- **Image-based layout entries**
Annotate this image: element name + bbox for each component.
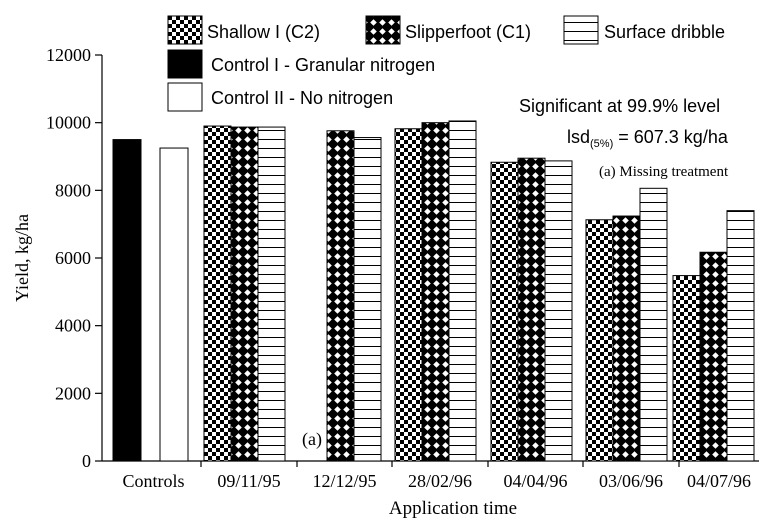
legend-swatch-control-1 xyxy=(167,49,203,79)
bar-checker xyxy=(203,125,232,462)
legend: Shallow I (C2) Slipperfoot (C1) Surface … xyxy=(167,15,725,112)
y-tick-label: 4000 xyxy=(55,316,91,336)
x-tick-label: 03/06/96 xyxy=(599,471,663,491)
bar-diamond xyxy=(517,157,546,462)
y-tick-label: 12000 xyxy=(46,45,91,65)
bar-diamond xyxy=(421,122,450,462)
missing-treatment-note: (a) Missing treatment xyxy=(599,164,729,180)
bar-control-2 xyxy=(159,147,189,462)
x-tick-label: 28/02/96 xyxy=(408,471,472,491)
bars xyxy=(112,120,755,462)
bar-diamond xyxy=(612,215,641,462)
x-tick-label: 09/11/95 xyxy=(217,471,280,491)
bar-hstripe xyxy=(726,210,755,462)
bar-control-1 xyxy=(112,139,142,462)
x-ticks: Controls 09/11/95 12/12/95 28/02/96 04/04/96… xyxy=(122,461,751,491)
legend-swatch-surface xyxy=(563,15,599,45)
y-tick-label: 0 xyxy=(82,451,91,471)
x-tick-label: 12/12/95 xyxy=(312,471,376,491)
bar-checker xyxy=(672,275,701,462)
missing-marker: (a) xyxy=(302,429,322,450)
y-tick-label: 8000 xyxy=(55,180,91,200)
bar-checker xyxy=(490,161,519,462)
y-tick-label: 2000 xyxy=(55,383,91,403)
bar-checker xyxy=(585,219,614,462)
x-tick-label: 04/04/96 xyxy=(503,471,567,491)
y-tick-label: 10000 xyxy=(46,113,91,133)
y-axis-label: Yield, kg/ha xyxy=(12,214,32,302)
lsd-subscript: (5%) xyxy=(590,138,613,150)
bar-hstripe xyxy=(448,120,477,462)
bar-hstripe xyxy=(353,137,382,462)
legend-label-slipperfoot: Slipperfoot (C1) xyxy=(405,22,531,42)
x-tick-label: Controls xyxy=(122,471,184,491)
legend-label-shallow: Shallow I (C2) xyxy=(207,22,320,42)
significance-note: Significant at 99.9% level xyxy=(519,96,720,116)
legend-swatch-control-2 xyxy=(167,82,203,112)
x-axis-label: Application time xyxy=(389,498,517,519)
bar-diamond xyxy=(699,251,728,462)
bar-hstripe xyxy=(544,160,573,462)
bar-diamond xyxy=(230,126,259,462)
bar-checker xyxy=(394,128,423,462)
y-tick-label: 6000 xyxy=(55,248,91,268)
legend-label-surface: Surface dribble xyxy=(604,22,725,42)
legend-swatch-slipperfoot xyxy=(365,15,401,45)
legend-label-control-2: Control II - No nitrogen xyxy=(211,88,393,108)
bar-diamond xyxy=(326,130,355,462)
x-tick-label: 04/07/96 xyxy=(687,471,751,491)
lsd-note: lsd(5%) = 607.3 kg/ha xyxy=(567,127,729,150)
legend-label-control-1: Control I - Granular nitrogen xyxy=(211,55,435,75)
lsd-value: = 607.3 kg/ha xyxy=(613,127,729,147)
bar-hstripe xyxy=(639,187,668,462)
bar-hstripe xyxy=(257,126,286,462)
legend-swatch-shallow xyxy=(167,15,203,45)
lsd-prefix: lsd xyxy=(567,127,590,147)
y-ticks: 0 2000 4000 6000 8000 10000 12000 xyxy=(46,45,102,471)
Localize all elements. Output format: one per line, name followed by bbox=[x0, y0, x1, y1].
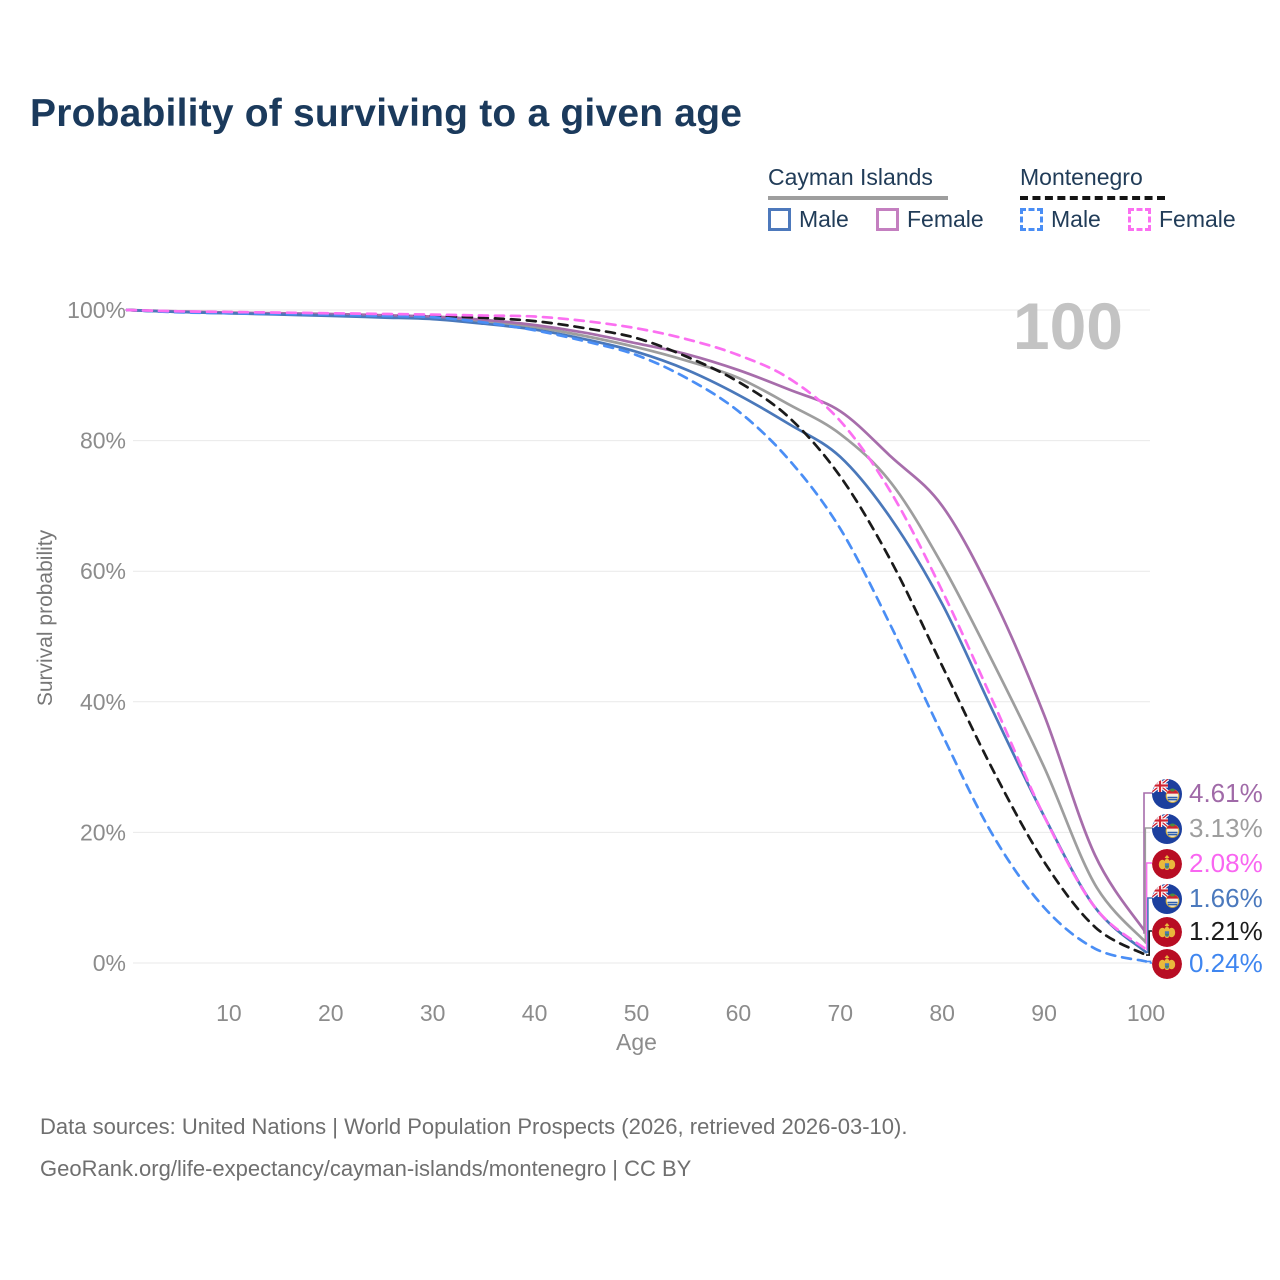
end-value-text: 1.21% bbox=[1189, 916, 1263, 946]
cayman-islands-flag-icon bbox=[1152, 883, 1182, 914]
y-tick-40: 40% bbox=[80, 689, 126, 715]
y-tick-0: 0% bbox=[93, 950, 126, 976]
leader-line-3.13% bbox=[1144, 827, 1152, 944]
leader-line-1.21% bbox=[1146, 930, 1152, 956]
series-line-montenegro-both[interactable] bbox=[125, 308, 1148, 957]
cayman-female-swatch-icon bbox=[876, 208, 899, 231]
legend-label: Male bbox=[1051, 206, 1101, 232]
x-tick-100: 100 bbox=[1127, 1000, 1165, 1026]
series-line-montenegro-male[interactable] bbox=[125, 308, 1148, 963]
end-value-text: 3.13% bbox=[1189, 813, 1263, 843]
series-line-cayman-islands-male[interactable] bbox=[125, 308, 1148, 954]
data-source-footer: Data sources: United Nations | World Pop… bbox=[40, 1106, 907, 1190]
series-line-cayman-islands-both[interactable] bbox=[125, 308, 1148, 944]
montenegro-flag-icon bbox=[1152, 848, 1182, 879]
legend-label: Female bbox=[1159, 206, 1236, 232]
legend-label: Male bbox=[799, 206, 849, 232]
leader-line-0.24% bbox=[1146, 960, 1152, 964]
x-tick-50: 50 bbox=[624, 1000, 650, 1026]
footer-line1: Data sources: United Nations | World Pop… bbox=[40, 1114, 908, 1139]
end-label-montenegro-both[interactable]: 1.21% bbox=[1152, 916, 1263, 947]
legend-group-cayman-islands-title: Cayman Islands bbox=[768, 164, 933, 190]
cayman-islands-flag-icon bbox=[1152, 813, 1182, 844]
y-tick-80: 80% bbox=[80, 428, 126, 454]
legend-cayman-underline bbox=[768, 196, 948, 200]
end-label-cayman-islands-female[interactable]: 4.61% bbox=[1152, 778, 1263, 809]
series-line-montenegro-female[interactable] bbox=[125, 308, 1148, 951]
cayman-islands-flag-icon bbox=[1152, 778, 1182, 809]
montenegro-female-swatch-icon bbox=[1128, 208, 1151, 231]
legend-group-montenegro-title: Montenegro bbox=[1020, 164, 1143, 190]
legend-item-cayman-male[interactable]: Male bbox=[768, 206, 849, 233]
end-value-text: 2.08% bbox=[1189, 848, 1263, 878]
series-line-cayman-islands-female[interactable] bbox=[125, 308, 1148, 935]
end-value-text: 4.61% bbox=[1189, 778, 1263, 808]
cayman-male-swatch-icon bbox=[768, 208, 791, 231]
legend-item-montenegro-female[interactable]: Female bbox=[1128, 206, 1236, 233]
legend-item-montenegro-male[interactable]: Male bbox=[1020, 206, 1101, 233]
end-label-cayman-islands-both[interactable]: 3.13% bbox=[1152, 813, 1263, 844]
end-label-montenegro-female[interactable]: 2.08% bbox=[1152, 848, 1263, 879]
end-label-montenegro-male[interactable]: 0.24% bbox=[1152, 948, 1263, 979]
legend-label: Female bbox=[907, 206, 984, 232]
montenegro-flag-icon bbox=[1152, 916, 1182, 947]
x-tick-20: 20 bbox=[318, 1000, 344, 1026]
montenegro-male-swatch-icon bbox=[1020, 208, 1043, 231]
x-tick-30: 30 bbox=[420, 1000, 446, 1026]
x-tick-40: 40 bbox=[522, 1000, 548, 1026]
y-tick-60: 60% bbox=[80, 558, 126, 584]
x-tick-90: 90 bbox=[1031, 1000, 1057, 1026]
montenegro-flag-icon bbox=[1152, 948, 1182, 979]
leader-line-1.66% bbox=[1146, 897, 1152, 953]
x-tick-80: 80 bbox=[929, 1000, 955, 1026]
y-tick-100: 100% bbox=[67, 297, 126, 323]
leader-line-2.08% bbox=[1145, 862, 1152, 951]
x-axis-title: Age bbox=[616, 1029, 657, 1055]
y-tick-20: 20% bbox=[80, 819, 126, 845]
page-title: Probability of surviving to a given age bbox=[30, 92, 743, 135]
legend-montenegro-underline bbox=[1020, 196, 1165, 200]
x-tick-10: 10 bbox=[216, 1000, 242, 1026]
x-tick-60: 60 bbox=[726, 1000, 752, 1026]
end-label-cayman-islands-male[interactable]: 1.66% bbox=[1152, 883, 1263, 914]
end-value-text: 1.66% bbox=[1189, 883, 1263, 913]
end-value-text: 0.24% bbox=[1189, 948, 1263, 978]
footer-line2: GeoRank.org/life-expectancy/cayman-islan… bbox=[40, 1155, 692, 1181]
x-tick-70: 70 bbox=[828, 1000, 854, 1026]
hover-age-watermark: 100 bbox=[1012, 289, 1123, 363]
legend-item-cayman-female[interactable]: Female bbox=[876, 206, 984, 233]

- **Exercise prompt**
Please transcribe the lines of the data above, from the line containing "legend-swatch-control-1 xyxy=(167,49,203,79)" through the line containing "legend-swatch-surface xyxy=(563,15,599,45)", both included, without changing a character.

- **Task answer**
legend-swatch-control-1 xyxy=(167,49,203,79)
bar-checker xyxy=(203,125,232,462)
legend: Shallow I (C2) Slipperfoot (C1) Surface … xyxy=(167,15,725,112)
y-tick-label: 4000 xyxy=(55,316,91,336)
x-tick-label: 03/06/96 xyxy=(599,471,663,491)
bar-diamond xyxy=(517,157,546,462)
y-tick-label: 12000 xyxy=(46,45,91,65)
bar-diamond xyxy=(421,122,450,462)
missing-treatment-note: (a) Missing treatment xyxy=(599,164,729,180)
bar-control-2 xyxy=(159,147,189,462)
x-tick-label: 28/02/96 xyxy=(408,471,472,491)
bars xyxy=(112,120,755,462)
bar-diamond xyxy=(612,215,641,462)
x-tick-label: 09/11/95 xyxy=(217,471,280,491)
bar-hstripe xyxy=(726,210,755,462)
bar-control-1 xyxy=(112,139,142,462)
x-ticks: Controls 09/11/95 12/12/95 28/02/96 04/04/96… xyxy=(122,461,751,491)
legend-swatch-surface xyxy=(563,15,599,45)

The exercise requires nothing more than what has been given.